→ WRITTEN TASK 1:
Edit the listing from its first line through the line containing "384, 1239, 410]", replacing "status-segment" with "status-block", and reproduce those lines with everything else unchanged.
→ WRITTEN TASK 2:
Pick up the passage on input encoding conversion in Vim and Neovim from its final line and carry it forward.

Despite the spaghetti-like qualities of the code, there’s only 3 major phases:
- If one either the source or destination encoding are blank, or they are identical, then assign the no-op encoding and exit.
- Determine the properties of the encodings and do a few tests to see if any of the natively provided encodings can be used: latin-1 to UTF-8 (+ reversed) and latin-9 to UTF-8 (+ reversed). These encodings can apparently be used without outside help. If that fails, go to the next step.
- Check if
USE_ICONV
has been defined, and if so, open an iconv handle for the requested encoding pair. It’s quite likely that iconv is capable of translating the exotic requests of the user. Iconv thus acts as a fallback if it’s available.
The fact that Vim provides some native encodings is probably why no
Neovim user has complained up until now (iconv is temporarily disabled
in Neovim, this is being fixed 2). Apparently, not many use an exotic
encoding for input. I surmise that UTF-8 is good enough for most. Point
1 also implies that the *p_tenc != NUL
check in
did_set_string_option()
is likely redundant.
NOTE: interestingly the vc_factor
member of the vimconv_T
struct
structure is written to in convert_setup_ext()
but never read anywhere
else in the codebase. More about that later.
So that explains how the input_conv
variable is set up. Let’s pick up
where we left off: how it is used. The relevant part of
convert_input()
is shown below:
if (convert) {
// Perform input conversion according to `input_conv`
size_t unconverted_length = 0;
data = (char *)string_convert_ext(&input_conv,
(uint8_t *)data,
(int *)&converted_length,
(int *)&unconverted_length);
data_length -= unconverted_length;
}
Looking into string_convert_ext()
, we find a function that looks
daunting but really isn’t:
/*
* Like string_convert(), but when "unconvlenp" is not NULL and there are is
* an incomplete sequence at the end it is not converted and "*unconvlenp" is
* set to the number of remaining bytes.

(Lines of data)
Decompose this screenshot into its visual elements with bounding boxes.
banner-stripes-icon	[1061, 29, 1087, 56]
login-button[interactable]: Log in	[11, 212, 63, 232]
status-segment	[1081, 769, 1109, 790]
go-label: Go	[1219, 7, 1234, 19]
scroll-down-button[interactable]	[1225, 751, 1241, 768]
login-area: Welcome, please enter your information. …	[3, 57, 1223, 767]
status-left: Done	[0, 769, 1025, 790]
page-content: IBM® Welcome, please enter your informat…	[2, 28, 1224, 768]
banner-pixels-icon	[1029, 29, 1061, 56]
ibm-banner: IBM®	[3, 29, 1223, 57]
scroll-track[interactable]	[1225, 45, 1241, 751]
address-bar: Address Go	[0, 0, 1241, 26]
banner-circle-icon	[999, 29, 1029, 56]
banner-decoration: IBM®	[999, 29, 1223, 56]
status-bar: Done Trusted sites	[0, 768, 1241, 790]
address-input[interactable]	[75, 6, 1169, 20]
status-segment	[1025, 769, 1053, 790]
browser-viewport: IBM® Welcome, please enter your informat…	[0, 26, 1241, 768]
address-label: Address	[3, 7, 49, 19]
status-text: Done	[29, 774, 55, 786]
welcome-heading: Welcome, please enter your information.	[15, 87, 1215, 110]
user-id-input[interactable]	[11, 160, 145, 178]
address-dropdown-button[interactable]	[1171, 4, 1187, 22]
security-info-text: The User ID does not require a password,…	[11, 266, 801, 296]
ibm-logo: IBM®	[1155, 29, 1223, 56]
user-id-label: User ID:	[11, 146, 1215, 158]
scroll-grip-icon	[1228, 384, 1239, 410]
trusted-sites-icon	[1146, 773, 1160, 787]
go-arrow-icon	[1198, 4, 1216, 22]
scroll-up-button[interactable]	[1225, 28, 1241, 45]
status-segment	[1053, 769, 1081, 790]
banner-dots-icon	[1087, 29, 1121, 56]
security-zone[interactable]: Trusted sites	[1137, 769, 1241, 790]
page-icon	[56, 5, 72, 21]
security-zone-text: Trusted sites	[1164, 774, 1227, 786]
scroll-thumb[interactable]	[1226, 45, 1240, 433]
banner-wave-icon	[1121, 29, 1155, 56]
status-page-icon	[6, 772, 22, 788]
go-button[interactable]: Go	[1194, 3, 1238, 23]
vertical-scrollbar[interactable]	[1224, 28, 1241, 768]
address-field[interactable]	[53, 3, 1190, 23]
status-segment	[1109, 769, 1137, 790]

→ RESULT 1:
Decompose this screenshot into its visual elements with bounding boxes.
banner-stripes-icon	[1061, 29, 1087, 56]
login-button[interactable]: Log in	[11, 212, 63, 232]
status-block	[1081, 769, 1109, 790]
go-label: Go	[1219, 7, 1234, 19]
scroll-down-button[interactable]	[1225, 751, 1241, 768]
login-area: Welcome, please enter your information. …	[3, 57, 1223, 767]
status-left: Done	[0, 769, 1025, 790]
page-content: IBM® Welcome, please enter your informat…	[2, 28, 1224, 768]
banner-pixels-icon	[1029, 29, 1061, 56]
ibm-banner: IBM®	[3, 29, 1223, 57]
scroll-track[interactable]	[1225, 45, 1241, 751]
address-bar: Address Go	[0, 0, 1241, 26]
banner-circle-icon	[999, 29, 1029, 56]
banner-decoration: IBM®	[999, 29, 1223, 56]
status-bar: Done Trusted sites	[0, 768, 1241, 790]
address-input[interactable]	[75, 6, 1169, 20]
status-block	[1025, 769, 1053, 790]
browser-viewport: IBM® Welcome, please enter your informat…	[0, 26, 1241, 768]
address-label: Address	[3, 7, 49, 19]
status-text: Done	[29, 774, 55, 786]
welcome-heading: Welcome, please enter your information.	[15, 87, 1215, 110]
user-id-input[interactable]	[11, 160, 145, 178]
address-dropdown-button[interactable]	[1171, 4, 1187, 22]
security-info-text: The User ID does not require a password,…	[11, 266, 801, 296]
ibm-logo: IBM®	[1155, 29, 1223, 56]
user-id-label: User ID:	[11, 146, 1215, 158]
scroll-grip-icon	[1228, 384, 1239, 410]

→ RESULT 2:
*/
char_u * string_convert_ext(vimconv_T *vcp, char_u *ptr, int *lenp,
int *unconvlenp)
{
char_u *retval = NULL;
char_u *d;
int len;
int i;
int l;
int c;
if (lenp == NULL)
len = (int)STRLEN(ptr);
else
len = *lenp;
if (len == 0)
return vim_strsave((char_u *)"");
switch (vcp->vc_type) {
case CONV_TO_UTF8: /* latin1 to utf-8 conversion */
retval = xmalloc(len * 2 + 1);
d = retval;
for (i = 0; i < len; ++i) {
c = ptr[i];
if (c < 0x80)
*d++ = c;
else {
*d++ = 0xc0 + ((unsigned)c >> 6);
*d++ = 0x80 + (c & 0x3f);
}
}
*d = NUL;
if (lenp != NULL)
*lenp = (int)(d - retval);
break;
case CONV_9_TO_UTF8: /* latin9 to utf-8 conversion */
retval = xmalloc(len * 3 + 1);
d = retval;
for (i = 0; i < len; ++i) {
c = ptr[i];
switch (c) {
case 0xa4: c = 0x20ac; break; /* euro */
case 0xa6: c = 0x0160; break; /* S hat */
case 0xa8: c = 0x0161; break; /* S -hat */
case 0xb4: c = 0x017d; break; /* Z hat */
case 0xb8: c = 0x017e; break; /* Z -hat */
case 0xbc: c = 0x0152; break; /* OE */
case 0xbd: c = 0x0153; break; /* oe */
case 0xbe: c = 0x0178; break; /* Y */
}
d += utf_char2bytes(c, d);
}
*d = NUL;
if (lenp != NULL)
*lenp = (int)(d - retval);
break;
case CONV_TO_LATIN1: /* utf-8 to latin1 conversion */
case CONV_TO_LATIN9: /* utf-8 to latin9 conversion */
retval = xmalloc(len + 1);
d = retval;
for (i = 0; i < len; ++i) {
l = utf_ptr2len_len(ptr + i, len - i);
if (l == 0)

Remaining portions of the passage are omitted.